Data records:

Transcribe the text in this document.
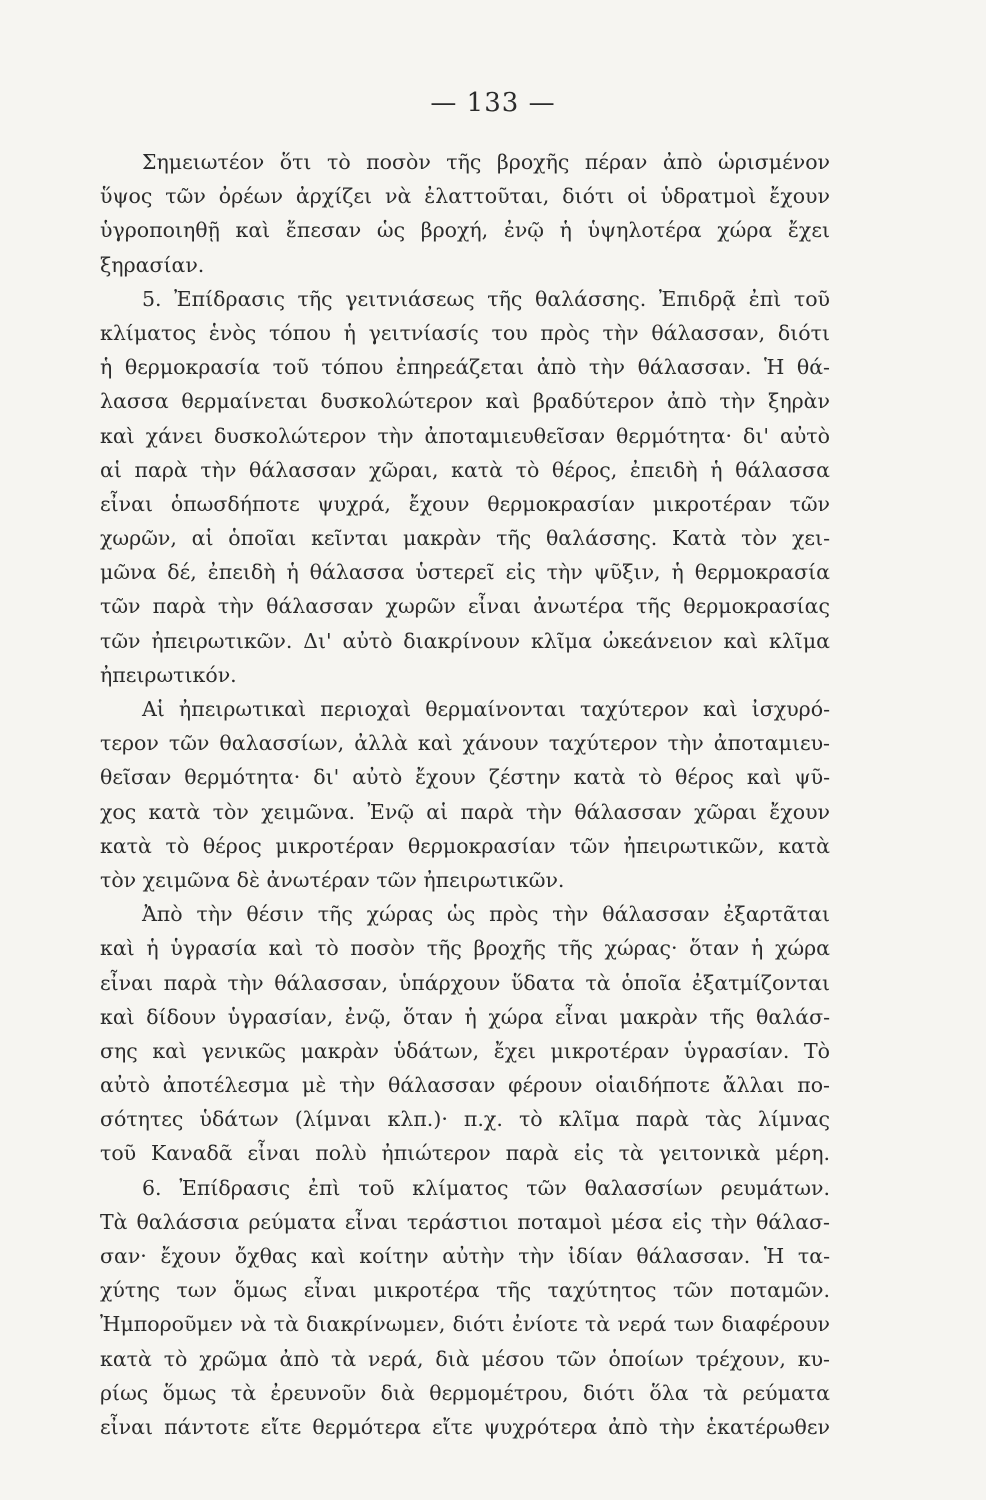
— 133 —
Σημειωτέον ὅτι τὸ ποσὸν τῆς βροχῆς πέραν ἀπὸ ὡρισμένον
ὕψος τῶν ὀρέων ἀρχίζει νὰ ἐλαττοῦται, διότι οἱ ὑδρατμοὶ ἔχουν
ὑγροποιηθῇ καὶ ἔπεσαν ὡς βροχή, ἐνῷ ἡ ὑψηλοτέρα χώρα ἔχει
ξηρασίαν.
5. Ἐπίδρασις τῆς γειτνιάσεως τῆς θαλάσσης. Ἐπιδρᾷ ἐπὶ τοῦ
κλίματος ἑνὸς τόπου ἡ γειτνίασίς του πρὸς τὴν θάλασσαν, διότι
ἡ θερμοκρασία τοῦ τόπου ἐπηρεάζεται ἀπὸ τὴν θάλασσαν. Ἡ θά-
λασσα θερμαίνεται δυσκολώτερον καὶ βραδύτερον ἀπὸ τὴν ξηρὰν
καὶ χάνει δυσκολώτερον τὴν ἀποταμιευθεῖσαν θερμότητα· δι' αὐτὸ
αἱ παρὰ τὴν θάλασσαν χῶραι, κατὰ τὸ θέρος, ἐπειδὴ ἡ θάλασσα
εἶναι ὁπωσδήποτε ψυχρά, ἔχουν θερμοκρασίαν μικροτέραν τῶν
χωρῶν, αἱ ὁποῖαι κεῖνται μακρὰν τῆς θαλάσσης. Κατὰ τὸν χει-
μῶνα δέ, ἐπειδὴ ἡ θάλασσα ὑστερεῖ εἰς τὴν ψῦξιν, ἡ θερμοκρασία
τῶν παρὰ τὴν θάλασσαν χωρῶν εἶναι ἀνωτέρα τῆς θερμοκρασίας
τῶν ἠπειρωτικῶν. Δι' αὐτὸ διακρίνουν κλῖμα ὠκεάνειον καὶ κλῖμα
ἠπειρωτικόν.
Αἱ ἠπειρωτικαὶ περιοχαὶ θερμαίνονται ταχύτερον καὶ ἰσχυρό-
τερον τῶν θαλασσίων, ἀλλὰ καὶ χάνουν ταχύτερον τὴν ἀποταμιευ-
θεῖσαν θερμότητα· δι' αὐτὸ ἔχουν ζέστην κατὰ τὸ θέρος καὶ ψῦ-
χος κατὰ τὸν χειμῶνα. Ἐνῷ αἱ παρὰ τὴν θάλασσαν χῶραι ἔχουν
κατὰ τὸ θέρος μικροτέραν θερμοκρασίαν τῶν ἠπειρωτικῶν, κατὰ
τὸν χειμῶνα δὲ ἀνωτέραν τῶν ἠπειρωτικῶν.
Ἀπὸ τὴν θέσιν τῆς χώρας ὡς πρὸς τὴν θάλασσαν ἐξαρτᾶται
καὶ ἡ ὑγρασία καὶ τὸ ποσὸν τῆς βροχῆς τῆς χώρας· ὅταν ἡ χώρα
εἶναι παρὰ τὴν θάλασσαν, ὑπάρχουν ὕδατα τὰ ὁποῖα ἐξατμίζονται
καὶ δίδουν ὑγρασίαν, ἐνῷ, ὅταν ἡ χώρα εἶναι μακρὰν τῆς θαλάσ-
σης καὶ γενικῶς μακρὰν ὑδάτων, ἔχει μικροτέραν ὑγρασίαν. Τὸ
αὐτὸ ἀποτέλεσμα μὲ τὴν θάλασσαν φέρουν οἱαιδήποτε ἄλλαι πο-
σότητες ὑδάτων (λίμναι κλπ.)· π.χ. τὸ κλῖμα παρὰ τὰς λίμνας
τοῦ Καναδᾶ εἶναι πολὺ ἠπιώτερον παρὰ εἰς τὰ γειτονικὰ μέρη.
6. Ἐπίδρασις ἐπὶ τοῦ κλίματος τῶν θαλασσίων ρευμάτων.
Τὰ θαλάσσια ρεύματα εἶναι τεράστιοι ποταμοὶ μέσα εἰς τὴν θάλασ-
σαν· ἔχουν ὄχθας καὶ κοίτην αὐτὴν τὴν ἰδίαν θάλασσαν. Ἡ τα-
χύτης των ὅμως εἶναι μικροτέρα τῆς ταχύτητος τῶν ποταμῶν.
Ἠμποροῦμεν νὰ τὰ διακρίνωμεν, διότι ἐνίοτε τὰ νερά των διαφέρουν
κατὰ τὸ χρῶμα ἀπὸ τὰ νερά, διὰ μέσου τῶν ὁποίων τρέχουν, κυ-
ρίως ὅμως τὰ ἐρευνοῦν διὰ θερμομέτρου, διότι ὅλα τὰ ρεύματα
εἶναι πάντοτε εἴτε θερμότερα εἴτε ψυχρότερα ἀπὸ τὴν ἑκατέρωθεν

What to produce: In the listing, find each line with the string "ρεύματα" and copy it.

Finished answer:
Τὰ θαλάσσια ρεύματα εἶναι τεράστιοι ποταμοὶ μέσα εἰς τὴν θάλασ-
ρίως ὅμως τὰ ἐρευνοῦν διὰ θερμομέτρου, διότι ὅλα τὰ ρεύματα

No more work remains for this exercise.